:: Requirements ::
Determine how many lines of the entries contain "likely". Reply with that number alone.

+++ Records shown

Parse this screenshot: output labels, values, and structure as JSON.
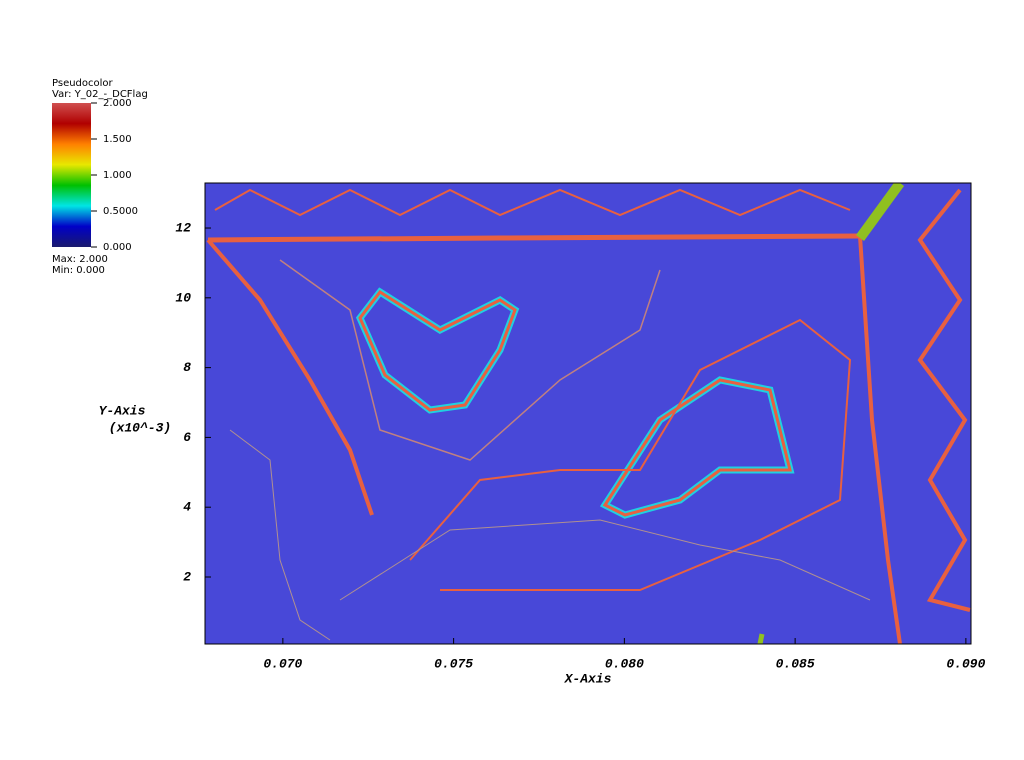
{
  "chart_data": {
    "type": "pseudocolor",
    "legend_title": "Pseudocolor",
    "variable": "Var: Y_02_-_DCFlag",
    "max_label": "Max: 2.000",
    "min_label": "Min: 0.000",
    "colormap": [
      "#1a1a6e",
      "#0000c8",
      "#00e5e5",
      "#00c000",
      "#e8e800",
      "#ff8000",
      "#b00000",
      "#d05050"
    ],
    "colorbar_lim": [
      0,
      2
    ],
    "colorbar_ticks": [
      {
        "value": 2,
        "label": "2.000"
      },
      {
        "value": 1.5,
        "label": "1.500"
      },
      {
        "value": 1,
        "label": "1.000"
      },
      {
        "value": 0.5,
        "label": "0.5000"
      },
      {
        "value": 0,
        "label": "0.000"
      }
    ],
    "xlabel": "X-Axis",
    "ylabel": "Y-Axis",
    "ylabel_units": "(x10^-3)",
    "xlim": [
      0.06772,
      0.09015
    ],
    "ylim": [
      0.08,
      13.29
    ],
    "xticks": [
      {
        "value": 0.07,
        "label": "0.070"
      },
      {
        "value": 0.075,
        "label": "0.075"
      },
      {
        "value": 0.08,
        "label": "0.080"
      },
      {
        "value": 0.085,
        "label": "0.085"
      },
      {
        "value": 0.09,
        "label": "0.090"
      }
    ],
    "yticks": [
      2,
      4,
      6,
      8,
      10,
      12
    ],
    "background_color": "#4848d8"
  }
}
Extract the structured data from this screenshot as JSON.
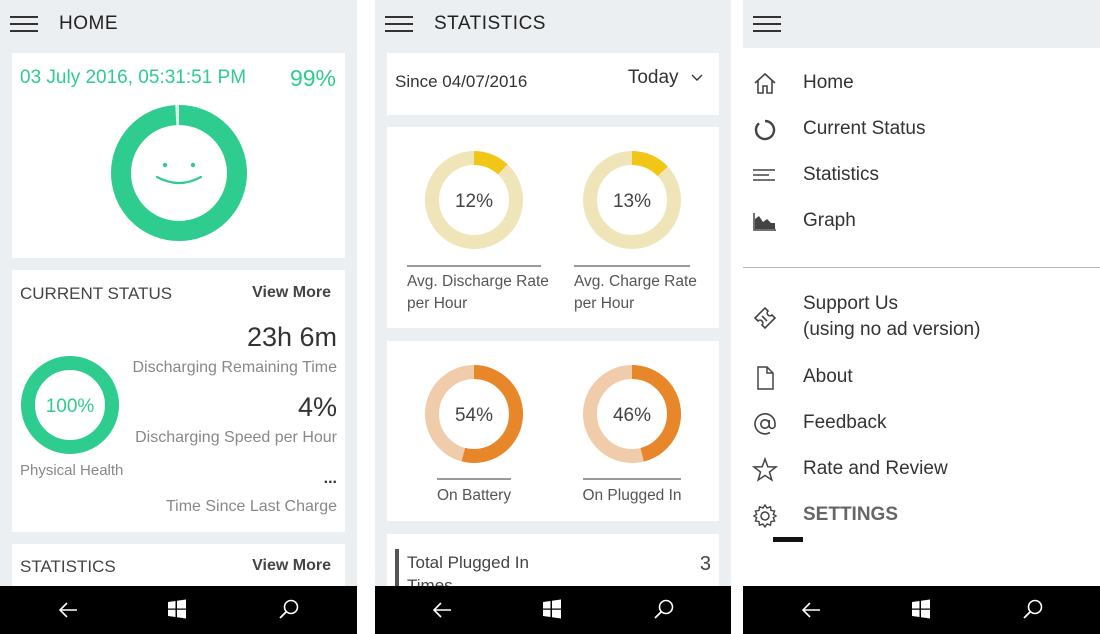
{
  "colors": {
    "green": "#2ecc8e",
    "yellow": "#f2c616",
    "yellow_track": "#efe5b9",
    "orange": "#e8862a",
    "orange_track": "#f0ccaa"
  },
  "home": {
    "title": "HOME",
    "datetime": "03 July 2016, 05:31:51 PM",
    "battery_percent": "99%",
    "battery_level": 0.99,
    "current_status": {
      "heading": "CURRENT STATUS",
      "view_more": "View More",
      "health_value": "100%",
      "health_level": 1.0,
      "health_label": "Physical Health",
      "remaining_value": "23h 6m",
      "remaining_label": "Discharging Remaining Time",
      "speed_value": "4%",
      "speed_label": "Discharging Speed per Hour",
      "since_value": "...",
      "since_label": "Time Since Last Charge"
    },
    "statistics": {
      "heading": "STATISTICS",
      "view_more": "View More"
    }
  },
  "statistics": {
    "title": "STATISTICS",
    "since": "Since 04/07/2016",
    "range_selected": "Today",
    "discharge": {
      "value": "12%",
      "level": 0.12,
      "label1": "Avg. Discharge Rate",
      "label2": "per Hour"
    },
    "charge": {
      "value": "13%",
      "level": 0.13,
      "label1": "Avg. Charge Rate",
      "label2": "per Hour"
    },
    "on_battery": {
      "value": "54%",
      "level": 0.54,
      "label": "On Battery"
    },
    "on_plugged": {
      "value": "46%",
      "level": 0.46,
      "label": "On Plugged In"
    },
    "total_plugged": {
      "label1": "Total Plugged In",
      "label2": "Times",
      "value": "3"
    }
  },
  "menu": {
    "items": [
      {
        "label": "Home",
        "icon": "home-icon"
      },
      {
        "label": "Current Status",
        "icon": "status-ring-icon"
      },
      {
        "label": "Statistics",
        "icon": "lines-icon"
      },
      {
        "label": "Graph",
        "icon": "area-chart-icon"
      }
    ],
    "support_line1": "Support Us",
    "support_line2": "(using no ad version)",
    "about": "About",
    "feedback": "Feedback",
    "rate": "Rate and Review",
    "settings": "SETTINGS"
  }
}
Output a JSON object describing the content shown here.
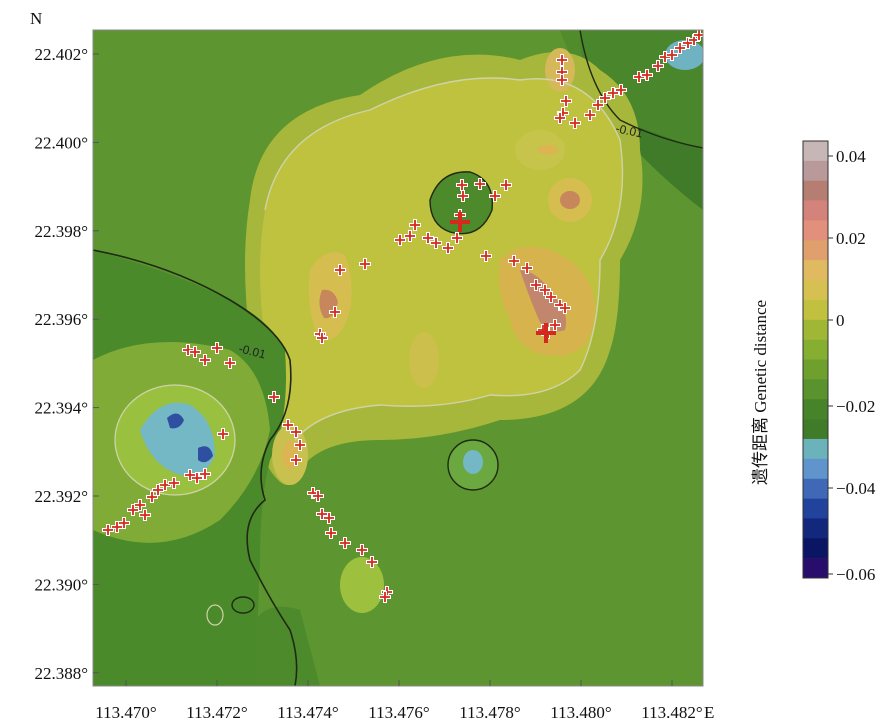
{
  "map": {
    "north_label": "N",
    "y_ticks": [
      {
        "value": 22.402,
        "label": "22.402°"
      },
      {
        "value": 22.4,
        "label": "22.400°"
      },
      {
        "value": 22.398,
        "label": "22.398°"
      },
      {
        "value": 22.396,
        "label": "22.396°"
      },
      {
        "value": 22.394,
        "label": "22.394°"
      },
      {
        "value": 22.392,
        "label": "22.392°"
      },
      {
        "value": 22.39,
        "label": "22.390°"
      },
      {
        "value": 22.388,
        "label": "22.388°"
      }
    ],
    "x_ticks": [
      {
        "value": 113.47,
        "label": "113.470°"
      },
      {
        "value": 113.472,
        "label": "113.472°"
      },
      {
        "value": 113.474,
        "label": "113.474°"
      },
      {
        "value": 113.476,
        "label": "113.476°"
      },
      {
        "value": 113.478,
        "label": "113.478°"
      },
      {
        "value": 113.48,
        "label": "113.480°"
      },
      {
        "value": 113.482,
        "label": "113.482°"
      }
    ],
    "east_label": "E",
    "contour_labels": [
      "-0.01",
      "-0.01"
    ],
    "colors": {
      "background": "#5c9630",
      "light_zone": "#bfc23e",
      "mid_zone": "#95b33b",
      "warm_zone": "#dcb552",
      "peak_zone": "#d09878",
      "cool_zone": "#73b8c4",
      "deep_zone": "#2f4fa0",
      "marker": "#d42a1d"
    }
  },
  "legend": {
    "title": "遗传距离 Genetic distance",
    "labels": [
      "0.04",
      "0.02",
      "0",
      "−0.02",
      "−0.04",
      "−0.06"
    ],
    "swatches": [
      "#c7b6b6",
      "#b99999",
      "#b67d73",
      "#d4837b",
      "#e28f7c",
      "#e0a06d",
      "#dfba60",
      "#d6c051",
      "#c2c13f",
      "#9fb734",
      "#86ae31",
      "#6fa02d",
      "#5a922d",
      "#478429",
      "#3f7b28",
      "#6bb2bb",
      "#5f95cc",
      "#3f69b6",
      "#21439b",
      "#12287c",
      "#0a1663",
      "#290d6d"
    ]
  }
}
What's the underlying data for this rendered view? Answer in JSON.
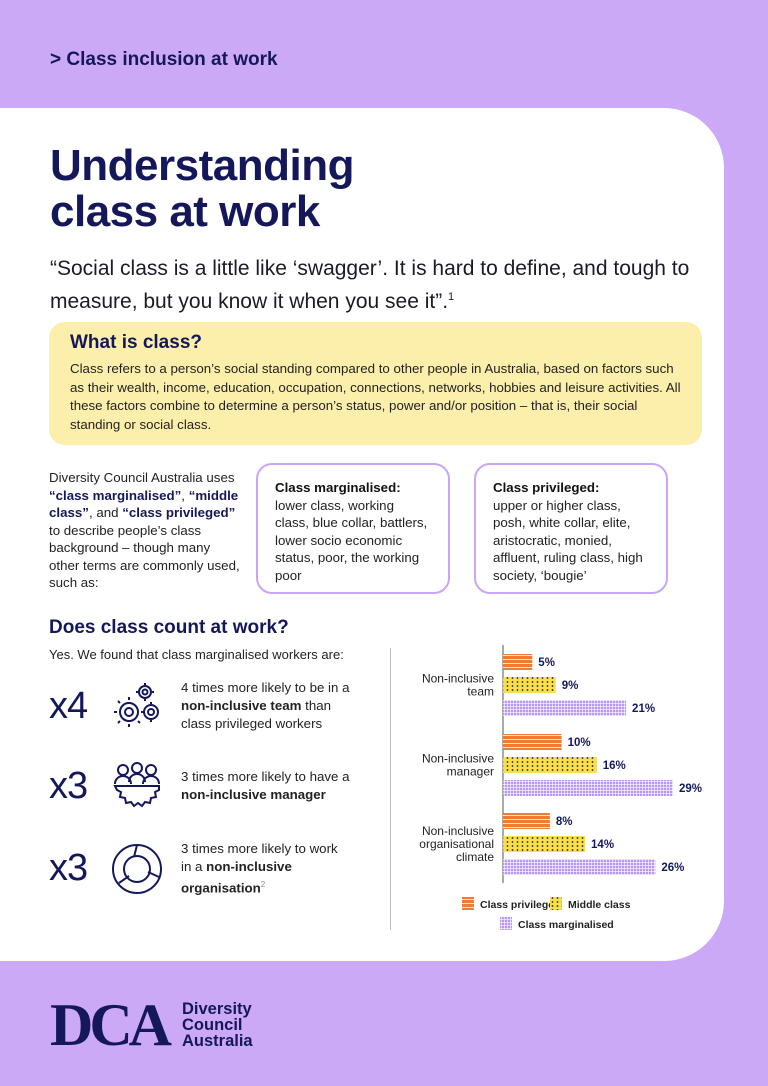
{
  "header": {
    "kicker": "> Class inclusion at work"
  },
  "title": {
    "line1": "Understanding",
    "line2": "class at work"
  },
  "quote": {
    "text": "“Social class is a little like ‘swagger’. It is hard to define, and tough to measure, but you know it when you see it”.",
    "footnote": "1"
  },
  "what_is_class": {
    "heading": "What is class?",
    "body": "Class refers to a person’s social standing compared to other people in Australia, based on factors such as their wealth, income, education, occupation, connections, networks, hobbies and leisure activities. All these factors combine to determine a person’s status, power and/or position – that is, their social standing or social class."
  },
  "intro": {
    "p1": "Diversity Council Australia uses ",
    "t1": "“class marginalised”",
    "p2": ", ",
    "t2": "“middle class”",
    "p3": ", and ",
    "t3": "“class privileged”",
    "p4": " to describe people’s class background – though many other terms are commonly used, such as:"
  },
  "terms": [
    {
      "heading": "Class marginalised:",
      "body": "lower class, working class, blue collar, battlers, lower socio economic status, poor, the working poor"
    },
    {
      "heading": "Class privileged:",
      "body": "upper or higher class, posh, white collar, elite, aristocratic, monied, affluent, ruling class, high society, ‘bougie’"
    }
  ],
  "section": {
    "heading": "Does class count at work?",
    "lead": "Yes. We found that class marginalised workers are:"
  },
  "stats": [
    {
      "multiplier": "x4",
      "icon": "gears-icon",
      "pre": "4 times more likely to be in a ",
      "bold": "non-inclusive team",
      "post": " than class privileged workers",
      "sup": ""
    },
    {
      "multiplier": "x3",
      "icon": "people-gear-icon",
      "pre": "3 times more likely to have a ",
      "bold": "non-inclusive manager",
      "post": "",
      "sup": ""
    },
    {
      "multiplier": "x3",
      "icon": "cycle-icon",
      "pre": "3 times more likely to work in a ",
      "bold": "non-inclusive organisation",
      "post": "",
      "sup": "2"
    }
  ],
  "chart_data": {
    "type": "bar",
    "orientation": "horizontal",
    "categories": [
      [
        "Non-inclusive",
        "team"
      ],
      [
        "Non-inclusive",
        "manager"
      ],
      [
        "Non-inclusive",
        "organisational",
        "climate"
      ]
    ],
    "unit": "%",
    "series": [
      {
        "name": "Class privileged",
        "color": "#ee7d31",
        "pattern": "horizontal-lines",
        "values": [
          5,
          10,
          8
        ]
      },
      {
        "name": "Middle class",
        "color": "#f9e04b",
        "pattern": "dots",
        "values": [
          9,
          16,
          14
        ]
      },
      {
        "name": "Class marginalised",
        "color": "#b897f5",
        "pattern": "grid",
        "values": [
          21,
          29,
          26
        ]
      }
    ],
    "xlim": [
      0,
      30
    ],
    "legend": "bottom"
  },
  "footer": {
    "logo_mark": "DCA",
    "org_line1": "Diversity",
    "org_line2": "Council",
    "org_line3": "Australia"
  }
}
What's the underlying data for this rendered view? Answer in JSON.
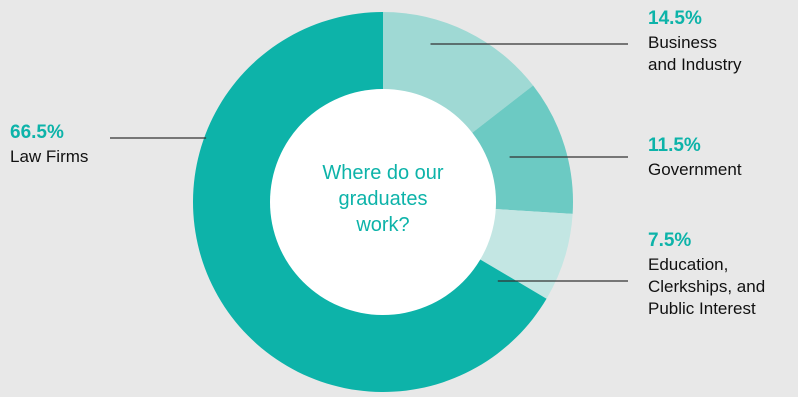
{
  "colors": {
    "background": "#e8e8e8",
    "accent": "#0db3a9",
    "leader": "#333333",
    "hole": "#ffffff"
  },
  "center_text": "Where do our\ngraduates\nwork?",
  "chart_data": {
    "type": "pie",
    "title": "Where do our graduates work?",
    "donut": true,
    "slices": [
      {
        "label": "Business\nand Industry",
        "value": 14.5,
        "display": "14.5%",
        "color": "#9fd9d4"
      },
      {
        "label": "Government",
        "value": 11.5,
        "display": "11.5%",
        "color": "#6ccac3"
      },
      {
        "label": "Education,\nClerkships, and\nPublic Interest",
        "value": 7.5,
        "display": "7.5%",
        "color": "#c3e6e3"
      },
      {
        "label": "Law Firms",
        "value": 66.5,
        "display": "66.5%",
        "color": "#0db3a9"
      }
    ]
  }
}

++++++

:: Completed exercise ::
3